» Problem details
Omit the images, then print each record below exactly as it reads.

[Data items]
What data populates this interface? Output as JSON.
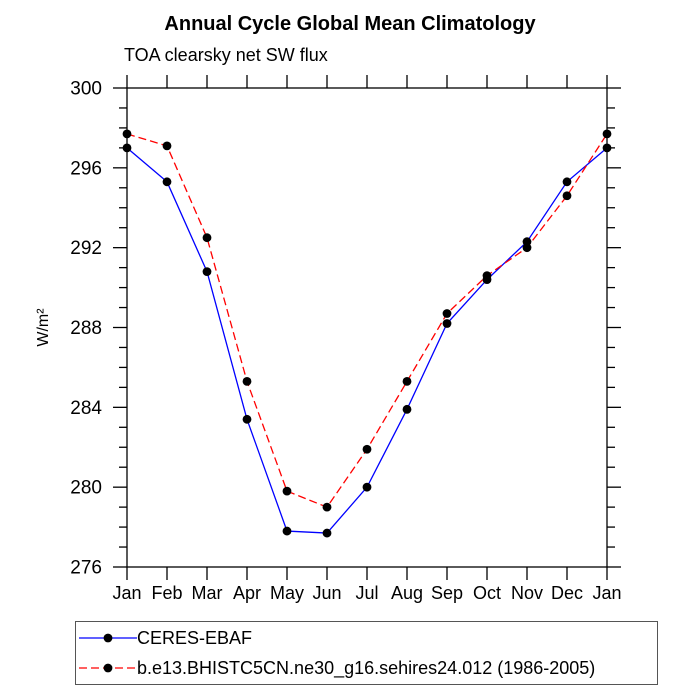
{
  "chart_data": {
    "type": "line",
    "title": "Annual Cycle Global Mean Climatology",
    "subtitle": "TOA clearsky net SW flux",
    "ylabel": "W/m²",
    "ylim": [
      276,
      300
    ],
    "ytick_major": 4,
    "ytick_minor": 1,
    "ytick_labels": [
      "276",
      "280",
      "284",
      "288",
      "292",
      "296",
      "300"
    ],
    "grid": false,
    "legend_position": "bottom-left",
    "categories": [
      "Jan",
      "Feb",
      "Mar",
      "Apr",
      "May",
      "Jun",
      "Jul",
      "Aug",
      "Sep",
      "Oct",
      "Nov",
      "Dec",
      "Jan"
    ],
    "series": [
      {
        "name": "CERES-EBAF",
        "color": "#0000ff",
        "line_style": "solid",
        "marker": "circle",
        "marker_color": "#000000",
        "values": [
          297.0,
          295.3,
          290.8,
          283.4,
          277.8,
          277.7,
          280.0,
          283.9,
          288.2,
          290.4,
          292.3,
          295.3,
          297.0
        ]
      },
      {
        "name": "b.e13.BHISTC5CN.ne30_g16.sehires24.012 (1986-2005)",
        "color": "#ff0000",
        "line_style": "dashed",
        "marker": "circle",
        "marker_color": "#000000",
        "values": [
          297.7,
          297.1,
          292.5,
          285.3,
          279.8,
          279.0,
          281.9,
          285.3,
          288.7,
          290.6,
          292.0,
          294.6,
          297.7
        ]
      }
    ],
    "axis_color": "#000000"
  }
}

» Response to the task
What data populates this interface? Output as JSON.
{
  "chart_data": {
    "type": "line",
    "title": "Annual Cycle Global Mean Climatology",
    "subtitle": "TOA clearsky net SW flux",
    "ylabel": "W/m²",
    "ylim": [
      276,
      300
    ],
    "ytick_major": 4,
    "ytick_minor": 1,
    "ytick_labels": [
      "276",
      "280",
      "284",
      "288",
      "292",
      "296",
      "300"
    ],
    "grid": false,
    "legend_position": "bottom-left",
    "categories": [
      "Jan",
      "Feb",
      "Mar",
      "Apr",
      "May",
      "Jun",
      "Jul",
      "Aug",
      "Sep",
      "Oct",
      "Nov",
      "Dec",
      "Jan"
    ],
    "series": [
      {
        "name": "CERES-EBAF",
        "color": "#0000ff",
        "line_style": "solid",
        "marker": "circle",
        "marker_color": "#000000",
        "values": [
          297.0,
          295.3,
          290.8,
          283.4,
          277.8,
          277.7,
          280.0,
          283.9,
          288.2,
          290.4,
          292.3,
          295.3,
          297.0
        ]
      },
      {
        "name": "b.e13.BHISTC5CN.ne30_g16.sehires24.012 (1986-2005)",
        "color": "#ff0000",
        "line_style": "dashed",
        "marker": "circle",
        "marker_color": "#000000",
        "values": [
          297.7,
          297.1,
          292.5,
          285.3,
          279.8,
          279.0,
          281.9,
          285.3,
          288.7,
          290.6,
          292.0,
          294.6,
          297.7
        ]
      }
    ],
    "axis_color": "#000000"
  }
}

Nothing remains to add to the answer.